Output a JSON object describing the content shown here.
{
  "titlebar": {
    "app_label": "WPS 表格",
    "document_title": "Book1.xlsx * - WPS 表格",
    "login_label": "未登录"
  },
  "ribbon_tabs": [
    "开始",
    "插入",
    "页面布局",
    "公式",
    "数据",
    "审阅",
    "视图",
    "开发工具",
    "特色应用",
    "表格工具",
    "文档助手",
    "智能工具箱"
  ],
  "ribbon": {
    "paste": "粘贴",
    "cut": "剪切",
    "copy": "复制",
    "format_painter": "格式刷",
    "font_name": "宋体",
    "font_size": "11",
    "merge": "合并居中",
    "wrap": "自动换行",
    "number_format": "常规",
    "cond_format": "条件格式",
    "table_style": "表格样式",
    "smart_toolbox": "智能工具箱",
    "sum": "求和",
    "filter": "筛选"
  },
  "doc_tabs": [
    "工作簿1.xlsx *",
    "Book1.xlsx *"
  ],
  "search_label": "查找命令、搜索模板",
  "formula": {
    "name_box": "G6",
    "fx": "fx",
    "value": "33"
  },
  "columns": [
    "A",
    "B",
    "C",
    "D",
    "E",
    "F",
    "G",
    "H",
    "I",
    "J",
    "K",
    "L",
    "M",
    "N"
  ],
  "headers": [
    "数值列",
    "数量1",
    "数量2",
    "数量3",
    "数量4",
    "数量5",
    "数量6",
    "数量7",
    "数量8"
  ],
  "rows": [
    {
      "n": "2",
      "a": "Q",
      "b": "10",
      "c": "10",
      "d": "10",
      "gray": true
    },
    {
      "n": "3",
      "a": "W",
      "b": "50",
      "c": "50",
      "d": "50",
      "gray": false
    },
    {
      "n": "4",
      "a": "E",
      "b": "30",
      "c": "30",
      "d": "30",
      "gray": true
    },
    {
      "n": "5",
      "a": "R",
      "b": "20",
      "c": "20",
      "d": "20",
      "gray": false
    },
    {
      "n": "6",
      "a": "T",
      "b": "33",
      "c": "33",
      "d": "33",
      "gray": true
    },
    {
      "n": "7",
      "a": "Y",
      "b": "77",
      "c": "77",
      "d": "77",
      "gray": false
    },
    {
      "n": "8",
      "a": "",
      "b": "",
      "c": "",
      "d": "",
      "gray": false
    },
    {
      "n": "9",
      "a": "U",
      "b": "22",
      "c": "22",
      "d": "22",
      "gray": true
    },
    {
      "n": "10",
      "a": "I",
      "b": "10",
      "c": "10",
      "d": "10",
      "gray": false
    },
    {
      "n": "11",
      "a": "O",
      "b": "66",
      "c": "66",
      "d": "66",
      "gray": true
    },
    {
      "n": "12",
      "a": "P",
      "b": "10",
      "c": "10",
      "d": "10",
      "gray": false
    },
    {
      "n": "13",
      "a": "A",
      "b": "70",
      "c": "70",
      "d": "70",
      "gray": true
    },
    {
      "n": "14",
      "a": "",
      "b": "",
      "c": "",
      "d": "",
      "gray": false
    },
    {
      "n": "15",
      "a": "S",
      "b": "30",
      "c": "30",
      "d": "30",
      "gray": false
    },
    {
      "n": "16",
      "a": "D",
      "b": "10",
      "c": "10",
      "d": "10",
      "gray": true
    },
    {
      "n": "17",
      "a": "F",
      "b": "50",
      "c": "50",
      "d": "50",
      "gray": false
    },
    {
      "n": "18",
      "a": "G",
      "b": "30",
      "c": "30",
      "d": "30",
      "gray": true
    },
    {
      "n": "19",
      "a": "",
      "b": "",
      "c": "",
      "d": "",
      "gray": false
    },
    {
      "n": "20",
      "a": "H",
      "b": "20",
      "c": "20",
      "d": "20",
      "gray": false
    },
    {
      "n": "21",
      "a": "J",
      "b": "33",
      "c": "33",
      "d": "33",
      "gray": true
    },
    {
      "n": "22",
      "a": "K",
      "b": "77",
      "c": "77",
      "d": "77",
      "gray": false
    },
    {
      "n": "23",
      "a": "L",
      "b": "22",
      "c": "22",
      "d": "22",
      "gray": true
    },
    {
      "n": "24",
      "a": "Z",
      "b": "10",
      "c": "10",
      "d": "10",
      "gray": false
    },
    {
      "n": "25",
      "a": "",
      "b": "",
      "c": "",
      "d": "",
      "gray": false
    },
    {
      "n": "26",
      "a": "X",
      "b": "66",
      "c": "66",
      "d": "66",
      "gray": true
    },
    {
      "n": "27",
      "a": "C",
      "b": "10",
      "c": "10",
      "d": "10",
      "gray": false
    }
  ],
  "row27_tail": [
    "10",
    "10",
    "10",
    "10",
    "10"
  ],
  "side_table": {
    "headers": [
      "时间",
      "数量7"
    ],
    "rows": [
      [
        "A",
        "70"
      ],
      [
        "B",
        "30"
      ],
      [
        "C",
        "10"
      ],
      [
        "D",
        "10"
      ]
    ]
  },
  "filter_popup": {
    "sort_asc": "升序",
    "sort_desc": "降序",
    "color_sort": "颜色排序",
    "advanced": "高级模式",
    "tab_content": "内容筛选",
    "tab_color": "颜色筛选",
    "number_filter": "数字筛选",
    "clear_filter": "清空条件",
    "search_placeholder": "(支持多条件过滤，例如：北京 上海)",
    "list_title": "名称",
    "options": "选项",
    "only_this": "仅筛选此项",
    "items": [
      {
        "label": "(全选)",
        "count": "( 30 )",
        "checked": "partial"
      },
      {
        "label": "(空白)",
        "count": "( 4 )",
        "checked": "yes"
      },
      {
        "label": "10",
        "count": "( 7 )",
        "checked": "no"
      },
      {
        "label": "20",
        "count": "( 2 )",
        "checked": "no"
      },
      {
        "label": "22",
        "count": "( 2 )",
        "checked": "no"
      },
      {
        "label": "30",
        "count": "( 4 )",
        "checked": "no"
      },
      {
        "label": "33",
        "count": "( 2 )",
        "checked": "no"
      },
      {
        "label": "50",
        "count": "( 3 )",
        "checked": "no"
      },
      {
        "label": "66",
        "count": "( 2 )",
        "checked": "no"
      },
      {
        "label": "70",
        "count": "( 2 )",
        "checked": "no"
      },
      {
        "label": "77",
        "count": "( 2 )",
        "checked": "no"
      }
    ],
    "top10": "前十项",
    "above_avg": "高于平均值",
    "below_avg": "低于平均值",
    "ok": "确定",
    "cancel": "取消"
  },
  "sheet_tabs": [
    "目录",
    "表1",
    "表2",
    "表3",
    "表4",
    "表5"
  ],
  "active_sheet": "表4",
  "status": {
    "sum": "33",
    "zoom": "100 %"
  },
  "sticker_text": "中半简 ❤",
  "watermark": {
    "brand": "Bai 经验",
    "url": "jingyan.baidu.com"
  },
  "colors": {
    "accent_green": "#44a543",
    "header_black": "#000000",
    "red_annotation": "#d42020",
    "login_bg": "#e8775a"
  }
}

* _Goal of the exercise_
Give the entries once more, exactly as they appear.

* _Result of the task_
Output a JSON object describing the content shown here.
{
  "titlebar": {
    "app_label": "WPS 表格",
    "document_title": "Book1.xlsx * - WPS 表格",
    "login_label": "未登录"
  },
  "ribbon_tabs": [
    "开始",
    "插入",
    "页面布局",
    "公式",
    "数据",
    "审阅",
    "视图",
    "开发工具",
    "特色应用",
    "表格工具",
    "文档助手",
    "智能工具箱"
  ],
  "ribbon": {
    "paste": "粘贴",
    "cut": "剪切",
    "copy": "复制",
    "format_painter": "格式刷",
    "font_name": "宋体",
    "font_size": "11",
    "merge": "合并居中",
    "wrap": "自动换行",
    "number_format": "常规",
    "cond_format": "条件格式",
    "table_style": "表格样式",
    "smart_toolbox": "智能工具箱",
    "sum": "求和",
    "filter": "筛选"
  },
  "doc_tabs": [
    "工作簿1.xlsx *",
    "Book1.xlsx *"
  ],
  "search_label": "查找命令、搜索模板",
  "formula": {
    "name_box": "G6",
    "fx": "fx",
    "value": "33"
  },
  "columns": [
    "A",
    "B",
    "C",
    "D",
    "E",
    "F",
    "G",
    "H",
    "I",
    "J",
    "K",
    "L",
    "M",
    "N"
  ],
  "headers": [
    "数值列",
    "数量1",
    "数量2",
    "数量3",
    "数量4",
    "数量5",
    "数量6",
    "数量7",
    "数量8"
  ],
  "rows": [
    {
      "n": "2",
      "a": "Q",
      "b": "10",
      "c": "10",
      "d": "10",
      "gray": true
    },
    {
      "n": "3",
      "a": "W",
      "b": "50",
      "c": "50",
      "d": "50",
      "gray": false
    },
    {
      "n": "4",
      "a": "E",
      "b": "30",
      "c": "30",
      "d": "30",
      "gray": true
    },
    {
      "n": "5",
      "a": "R",
      "b": "20",
      "c": "20",
      "d": "20",
      "gray": false
    },
    {
      "n": "6",
      "a": "T",
      "b": "33",
      "c": "33",
      "d": "33",
      "gray": true
    },
    {
      "n": "7",
      "a": "Y",
      "b": "77",
      "c": "77",
      "d": "77",
      "gray": false
    },
    {
      "n": "8",
      "a": "",
      "b": "",
      "c": "",
      "d": "",
      "gray": false
    },
    {
      "n": "9",
      "a": "U",
      "b": "22",
      "c": "22",
      "d": "22",
      "gray": true
    },
    {
      "n": "10",
      "a": "I",
      "b": "10",
      "c": "10",
      "d": "10",
      "gray": false
    },
    {
      "n": "11",
      "a": "O",
      "b": "66",
      "c": "66",
      "d": "66",
      "gray": true
    },
    {
      "n": "12",
      "a": "P",
      "b": "10",
      "c": "10",
      "d": "10",
      "gray": false
    },
    {
      "n": "13",
      "a": "A",
      "b": "70",
      "c": "70",
      "d": "70",
      "gray": true
    },
    {
      "n": "14",
      "a": "",
      "b": "",
      "c": "",
      "d": "",
      "gray": false
    },
    {
      "n": "15",
      "a": "S",
      "b": "30",
      "c": "30",
      "d": "30",
      "gray": false
    },
    {
      "n": "16",
      "a": "D",
      "b": "10",
      "c": "10",
      "d": "10",
      "gray": true
    },
    {
      "n": "17",
      "a": "F",
      "b": "50",
      "c": "50",
      "d": "50",
      "gray": false
    },
    {
      "n": "18",
      "a": "G",
      "b": "30",
      "c": "30",
      "d": "30",
      "gray": true
    },
    {
      "n": "19",
      "a": "",
      "b": "",
      "c": "",
      "d": "",
      "gray": false
    },
    {
      "n": "20",
      "a": "H",
      "b": "20",
      "c": "20",
      "d": "20",
      "gray": false
    },
    {
      "n": "21",
      "a": "J",
      "b": "33",
      "c": "33",
      "d": "33",
      "gray": true
    },
    {
      "n": "22",
      "a": "K",
      "b": "77",
      "c": "77",
      "d": "77",
      "gray": false
    },
    {
      "n": "23",
      "a": "L",
      "b": "22",
      "c": "22",
      "d": "22",
      "gray": true
    },
    {
      "n": "24",
      "a": "Z",
      "b": "10",
      "c": "10",
      "d": "10",
      "gray": false
    },
    {
      "n": "25",
      "a": "",
      "b": "",
      "c": "",
      "d": "",
      "gray": false
    },
    {
      "n": "26",
      "a": "X",
      "b": "66",
      "c": "66",
      "d": "66",
      "gray": true
    },
    {
      "n": "27",
      "a": "C",
      "b": "10",
      "c": "10",
      "d": "10",
      "gray": false
    }
  ],
  "row27_tail": [
    "10",
    "10",
    "10",
    "10",
    "10"
  ],
  "side_table": {
    "headers": [
      "时间",
      "数量7"
    ],
    "rows": [
      [
        "A",
        "70"
      ],
      [
        "B",
        "30"
      ],
      [
        "C",
        "10"
      ],
      [
        "D",
        "10"
      ]
    ]
  },
  "filter_popup": {
    "sort_asc": "升序",
    "sort_desc": "降序",
    "color_sort": "颜色排序",
    "advanced": "高级模式",
    "tab_content": "内容筛选",
    "tab_color": "颜色筛选",
    "number_filter": "数字筛选",
    "clear_filter": "清空条件",
    "search_placeholder": "(支持多条件过滤，例如：北京 上海)",
    "list_title": "名称",
    "options": "选项",
    "only_this": "仅筛选此项",
    "items": [
      {
        "label": "(全选)",
        "count": "( 30 )",
        "checked": "partial"
      },
      {
        "label": "(空白)",
        "count": "( 4 )",
        "checked": "yes"
      },
      {
        "label": "10",
        "count": "( 7 )",
        "checked": "no"
      },
      {
        "label": "20",
        "count": "( 2 )",
        "checked": "no"
      },
      {
        "label": "22",
        "count": "( 2 )",
        "checked": "no"
      },
      {
        "label": "30",
        "count": "( 4 )",
        "checked": "no"
      },
      {
        "label": "33",
        "count": "( 2 )",
        "checked": "no"
      },
      {
        "label": "50",
        "count": "( 3 )",
        "checked": "no"
      },
      {
        "label": "66",
        "count": "( 2 )",
        "checked": "no"
      },
      {
        "label": "70",
        "count": "( 2 )",
        "checked": "no"
      },
      {
        "label": "77",
        "count": "( 2 )",
        "checked": "no"
      }
    ],
    "top10": "前十项",
    "above_avg": "高于平均值",
    "below_avg": "低于平均值",
    "ok": "确定",
    "cancel": "取消"
  },
  "sheet_tabs": [
    "目录",
    "表1",
    "表2",
    "表3",
    "表4",
    "表5"
  ],
  "active_sheet": "表4",
  "status": {
    "sum": "33",
    "zoom": "100 %"
  },
  "sticker_text": "中半简 ❤",
  "watermark": {
    "brand": "Bai 经验",
    "url": "jingyan.baidu.com"
  },
  "colors": {
    "accent_green": "#44a543",
    "header_black": "#000000",
    "red_annotation": "#d42020",
    "login_bg": "#e8775a"
  }
}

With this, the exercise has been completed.